Exactly as written, please set down all of the entries again, with no pictures.

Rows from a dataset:
=-=-=

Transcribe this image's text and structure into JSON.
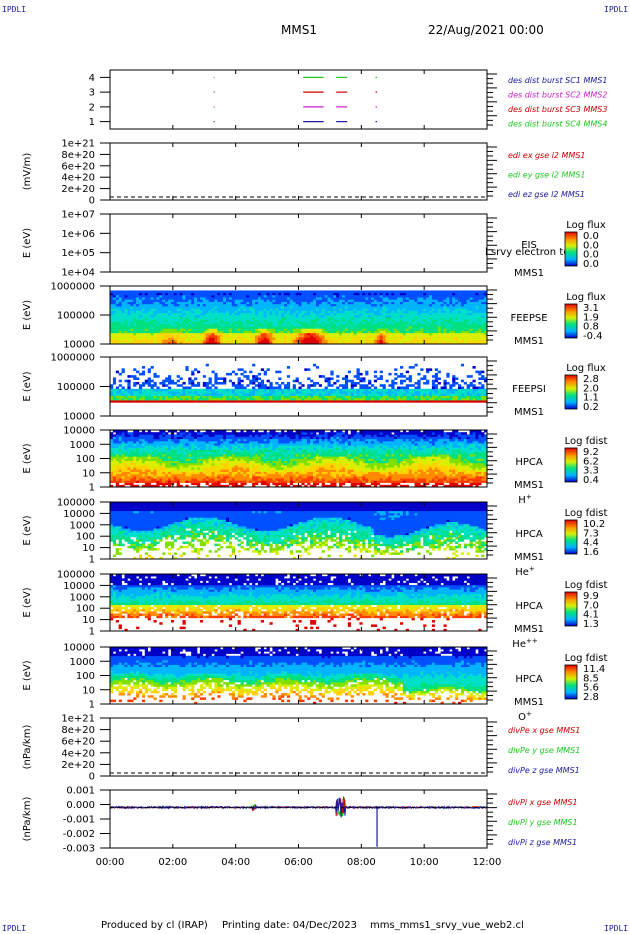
{
  "corner_marks": {
    "tl": "IPDLI",
    "tr": "IPDLI",
    "bl": "IPDLI",
    "br": "IPDLI"
  },
  "header": {
    "spacecraft": "MMS1",
    "datetime": "22/Aug/2021 00:00"
  },
  "footer": {
    "produced": "Produced by cl (IRAP)",
    "printing": "Printing date: 04/Dec/2023",
    "script": "mms_mms1_srvy_vue_web2.cl"
  },
  "colors": {
    "blue": "#1a1aa0",
    "red": "#cc0000",
    "green": "#1ec81e",
    "magenta": "#c81ec8",
    "dark_red": "#b00000"
  },
  "x_axis": {
    "ticks": [
      "00:00",
      "02:00",
      "04:00",
      "06:00",
      "08:00",
      "10:00",
      "12:00"
    ],
    "range_hours": [
      0,
      12
    ]
  },
  "chart_data": [
    {
      "type": "scatter",
      "id": "burst",
      "ylabel": "",
      "yticks": [
        "1",
        "2",
        "3",
        "4"
      ],
      "ylim": [
        0.5,
        4.5
      ],
      "labels": [
        {
          "text": "des dist burst SC1 MMS1",
          "color": "#1a1aa0"
        },
        {
          "text": "des dist burst SC2 MMS2",
          "color": "#c81ec8"
        },
        {
          "text": "des dist burst SC3 MMS3",
          "color": "#cc0000"
        },
        {
          "text": "des dist burst SC4 MMS4",
          "color": "#1ec81e"
        }
      ],
      "series": [
        {
          "y": 4,
          "color": "#1ec81e",
          "intervals": [
            [
              3.3,
              3.32
            ],
            [
              6.15,
              6.8
            ],
            [
              7.2,
              7.55
            ],
            [
              8.45,
              8.5
            ]
          ]
        },
        {
          "y": 3,
          "color": "#cc0000",
          "intervals": [
            [
              3.3,
              3.32
            ],
            [
              6.15,
              6.8
            ],
            [
              7.2,
              7.55
            ],
            [
              8.45,
              8.5
            ]
          ]
        },
        {
          "y": 2,
          "color": "#c81ec8",
          "intervals": [
            [
              3.3,
              3.32
            ],
            [
              6.15,
              6.8
            ],
            [
              7.2,
              7.55
            ],
            [
              8.45,
              8.5
            ]
          ]
        },
        {
          "y": 1,
          "color": "#1a1aa0",
          "intervals": [
            [
              3.3,
              3.32
            ],
            [
              6.15,
              6.8
            ],
            [
              7.2,
              7.55
            ],
            [
              8.45,
              8.5
            ]
          ]
        }
      ]
    },
    {
      "type": "line",
      "id": "efield",
      "ylabel": "(mV/m)",
      "yticks": [
        "0",
        "2e+20",
        "4e+20",
        "6e+20",
        "8e+20",
        "1e+21"
      ],
      "labels": [
        {
          "text": "edi ex gse l2 MMS1",
          "color": "#cc0000"
        },
        {
          "text": "edi ey gse l2 MMS1",
          "color": "#1ec81e"
        },
        {
          "text": "edi ez gse l2 MMS1",
          "color": "#1a1aa0"
        }
      ]
    },
    {
      "type": "heatmap",
      "id": "eis",
      "ylabel": "E (eV)",
      "yticks": [
        "1e+04",
        "1e+05",
        "1e+06",
        "1e+07"
      ],
      "side": [
        "EIS",
        "MMS1"
      ],
      "overlay": "l srvy electron to",
      "cbar_title": "Log flux",
      "cbar_ticks": [
        "0.0",
        "0.0",
        "0.0",
        "0.0"
      ],
      "empty": true
    },
    {
      "type": "heatmap",
      "id": "feepse",
      "ylabel": "E (eV)",
      "yticks": [
        "10000",
        "100000",
        "1000000"
      ],
      "side": [
        "FEEPSE",
        "MMS1"
      ],
      "cbar_title": "Log flux",
      "cbar_ticks": [
        "3.1",
        "1.9",
        "0.8",
        "-0.4"
      ]
    },
    {
      "type": "heatmap",
      "id": "feepsi",
      "ylabel": "E (eV)",
      "yticks": [
        "10000",
        "100000",
        "1000000"
      ],
      "side": [
        "FEEPSI",
        "MMS1"
      ],
      "cbar_title": "Log flux",
      "cbar_ticks": [
        "2.8",
        "2.0",
        "1.1",
        "0.2"
      ]
    },
    {
      "type": "heatmap",
      "id": "hpca_h",
      "ylabel": "E (eV)",
      "yticks": [
        "1",
        "10",
        "100",
        "1000",
        "10000"
      ],
      "side": [
        "HPCA",
        "MMS1"
      ],
      "species": "H",
      "species_sup": "+",
      "cbar_title": "Log fdist",
      "cbar_ticks": [
        "9.2",
        "6.2",
        "3.3",
        "0.4"
      ]
    },
    {
      "type": "heatmap",
      "id": "hpca_he",
      "ylabel": "E (eV)",
      "yticks": [
        "1",
        "10",
        "100",
        "1000",
        "10000",
        "100000"
      ],
      "side": [
        "HPCA",
        "MMS1"
      ],
      "species": "He",
      "species_sup": "+",
      "cbar_title": "Log fdist",
      "cbar_ticks": [
        "10.2",
        "7.3",
        "4.4",
        "1.6"
      ]
    },
    {
      "type": "heatmap",
      "id": "hpca_hepp",
      "ylabel": "E (eV)",
      "yticks": [
        "1",
        "10",
        "100",
        "1000",
        "10000",
        "100000"
      ],
      "side": [
        "HPCA",
        "MMS1"
      ],
      "species": "He",
      "species_sup": "++",
      "cbar_title": "Log fdist",
      "cbar_ticks": [
        "9.9",
        "7.0",
        "4.1",
        "1.3"
      ]
    },
    {
      "type": "heatmap",
      "id": "hpca_o",
      "ylabel": "E (eV)",
      "yticks": [
        "1",
        "10",
        "100",
        "1000",
        "10000"
      ],
      "side": [
        "HPCA",
        "MMS1"
      ],
      "species": "O",
      "species_sup": "+",
      "cbar_title": "Log fdist",
      "cbar_ticks": [
        "11.4",
        "8.5",
        "5.6",
        "2.8"
      ]
    },
    {
      "type": "line",
      "id": "divpe",
      "ylabel": "(nPa/km)",
      "yticks": [
        "0",
        "2e+20",
        "4e+20",
        "6e+20",
        "8e+20",
        "1e+21"
      ],
      "labels": [
        {
          "text": "divPe x gse MMS1",
          "color": "#cc0000"
        },
        {
          "text": "divPe y gse MMS1",
          "color": "#1ec81e"
        },
        {
          "text": "divPe z gse MMS1",
          "color": "#1a1aa0"
        }
      ]
    },
    {
      "type": "line",
      "id": "divpi",
      "ylabel": "(nPa/km)",
      "yticks": [
        "-0.003",
        "-0.002",
        "-0.001",
        "0.000",
        "0.001"
      ],
      "ylim": [
        -0.0035,
        0.0015
      ],
      "labels": [
        {
          "text": "divPi x gse MMS1",
          "color": "#cc0000"
        },
        {
          "text": "divPi y gse MMS1",
          "color": "#1ec81e"
        },
        {
          "text": "divPi z gse MMS1",
          "color": "#1a1aa0"
        }
      ]
    }
  ]
}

=-=-=

▸ **Reply**
Transcribe this image's text and structure into JSON.
{
  "corner_marks": {
    "tl": "IPDLI",
    "tr": "IPDLI",
    "bl": "IPDLI",
    "br": "IPDLI"
  },
  "header": {
    "spacecraft": "MMS1",
    "datetime": "22/Aug/2021 00:00"
  },
  "footer": {
    "produced": "Produced by cl (IRAP)",
    "printing": "Printing date: 04/Dec/2023",
    "script": "mms_mms1_srvy_vue_web2.cl"
  },
  "colors": {
    "blue": "#1a1aa0",
    "red": "#cc0000",
    "green": "#1ec81e",
    "magenta": "#c81ec8",
    "dark_red": "#b00000"
  },
  "x_axis": {
    "ticks": [
      "00:00",
      "02:00",
      "04:00",
      "06:00",
      "08:00",
      "10:00",
      "12:00"
    ],
    "range_hours": [
      0,
      12
    ]
  },
  "chart_data": [
    {
      "type": "scatter",
      "id": "burst",
      "ylabel": "",
      "yticks": [
        "1",
        "2",
        "3",
        "4"
      ],
      "ylim": [
        0.5,
        4.5
      ],
      "labels": [
        {
          "text": "des dist burst SC1 MMS1",
          "color": "#1a1aa0"
        },
        {
          "text": "des dist burst SC2 MMS2",
          "color": "#c81ec8"
        },
        {
          "text": "des dist burst SC3 MMS3",
          "color": "#cc0000"
        },
        {
          "text": "des dist burst SC4 MMS4",
          "color": "#1ec81e"
        }
      ],
      "series": [
        {
          "y": 4,
          "color": "#1ec81e",
          "intervals": [
            [
              3.3,
              3.32
            ],
            [
              6.15,
              6.8
            ],
            [
              7.2,
              7.55
            ],
            [
              8.45,
              8.5
            ]
          ]
        },
        {
          "y": 3,
          "color": "#cc0000",
          "intervals": [
            [
              3.3,
              3.32
            ],
            [
              6.15,
              6.8
            ],
            [
              7.2,
              7.55
            ],
            [
              8.45,
              8.5
            ]
          ]
        },
        {
          "y": 2,
          "color": "#c81ec8",
          "intervals": [
            [
              3.3,
              3.32
            ],
            [
              6.15,
              6.8
            ],
            [
              7.2,
              7.55
            ],
            [
              8.45,
              8.5
            ]
          ]
        },
        {
          "y": 1,
          "color": "#1a1aa0",
          "intervals": [
            [
              3.3,
              3.32
            ],
            [
              6.15,
              6.8
            ],
            [
              7.2,
              7.55
            ],
            [
              8.45,
              8.5
            ]
          ]
        }
      ]
    },
    {
      "type": "line",
      "id": "efield",
      "ylabel": "(mV/m)",
      "yticks": [
        "0",
        "2e+20",
        "4e+20",
        "6e+20",
        "8e+20",
        "1e+21"
      ],
      "labels": [
        {
          "text": "edi ex gse l2 MMS1",
          "color": "#cc0000"
        },
        {
          "text": "edi ey gse l2 MMS1",
          "color": "#1ec81e"
        },
        {
          "text": "edi ez gse l2 MMS1",
          "color": "#1a1aa0"
        }
      ]
    },
    {
      "type": "heatmap",
      "id": "eis",
      "ylabel": "E (eV)",
      "yticks": [
        "1e+04",
        "1e+05",
        "1e+06",
        "1e+07"
      ],
      "side": [
        "EIS",
        "MMS1"
      ],
      "overlay": "l srvy electron to",
      "cbar_title": "Log flux",
      "cbar_ticks": [
        "0.0",
        "0.0",
        "0.0",
        "0.0"
      ],
      "empty": true
    },
    {
      "type": "heatmap",
      "id": "feepse",
      "ylabel": "E (eV)",
      "yticks": [
        "10000",
        "100000",
        "1000000"
      ],
      "side": [
        "FEEPSE",
        "MMS1"
      ],
      "cbar_title": "Log flux",
      "cbar_ticks": [
        "3.1",
        "1.9",
        "0.8",
        "-0.4"
      ]
    },
    {
      "type": "heatmap",
      "id": "feepsi",
      "ylabel": "E (eV)",
      "yticks": [
        "10000",
        "100000",
        "1000000"
      ],
      "side": [
        "FEEPSI",
        "MMS1"
      ],
      "cbar_title": "Log flux",
      "cbar_ticks": [
        "2.8",
        "2.0",
        "1.1",
        "0.2"
      ]
    },
    {
      "type": "heatmap",
      "id": "hpca_h",
      "ylabel": "E (eV)",
      "yticks": [
        "1",
        "10",
        "100",
        "1000",
        "10000"
      ],
      "side": [
        "HPCA",
        "MMS1"
      ],
      "species": "H",
      "species_sup": "+",
      "cbar_title": "Log fdist",
      "cbar_ticks": [
        "9.2",
        "6.2",
        "3.3",
        "0.4"
      ]
    },
    {
      "type": "heatmap",
      "id": "hpca_he",
      "ylabel": "E (eV)",
      "yticks": [
        "1",
        "10",
        "100",
        "1000",
        "10000",
        "100000"
      ],
      "side": [
        "HPCA",
        "MMS1"
      ],
      "species": "He",
      "species_sup": "+",
      "cbar_title": "Log fdist",
      "cbar_ticks": [
        "10.2",
        "7.3",
        "4.4",
        "1.6"
      ]
    },
    {
      "type": "heatmap",
      "id": "hpca_hepp",
      "ylabel": "E (eV)",
      "yticks": [
        "1",
        "10",
        "100",
        "1000",
        "10000",
        "100000"
      ],
      "side": [
        "HPCA",
        "MMS1"
      ],
      "species": "He",
      "species_sup": "++",
      "cbar_title": "Log fdist",
      "cbar_ticks": [
        "9.9",
        "7.0",
        "4.1",
        "1.3"
      ]
    },
    {
      "type": "heatmap",
      "id": "hpca_o",
      "ylabel": "E (eV)",
      "yticks": [
        "1",
        "10",
        "100",
        "1000",
        "10000"
      ],
      "side": [
        "HPCA",
        "MMS1"
      ],
      "species": "O",
      "species_sup": "+",
      "cbar_title": "Log fdist",
      "cbar_ticks": [
        "11.4",
        "8.5",
        "5.6",
        "2.8"
      ]
    },
    {
      "type": "line",
      "id": "divpe",
      "ylabel": "(nPa/km)",
      "yticks": [
        "0",
        "2e+20",
        "4e+20",
        "6e+20",
        "8e+20",
        "1e+21"
      ],
      "labels": [
        {
          "text": "divPe x gse MMS1",
          "color": "#cc0000"
        },
        {
          "text": "divPe y gse MMS1",
          "color": "#1ec81e"
        },
        {
          "text": "divPe z gse MMS1",
          "color": "#1a1aa0"
        }
      ]
    },
    {
      "type": "line",
      "id": "divpi",
      "ylabel": "(nPa/km)",
      "yticks": [
        "-0.003",
        "-0.002",
        "-0.001",
        "0.000",
        "0.001"
      ],
      "ylim": [
        -0.0035,
        0.0015
      ],
      "labels": [
        {
          "text": "divPi x gse MMS1",
          "color": "#cc0000"
        },
        {
          "text": "divPi y gse MMS1",
          "color": "#1ec81e"
        },
        {
          "text": "divPi z gse MMS1",
          "color": "#1a1aa0"
        }
      ]
    }
  ]
}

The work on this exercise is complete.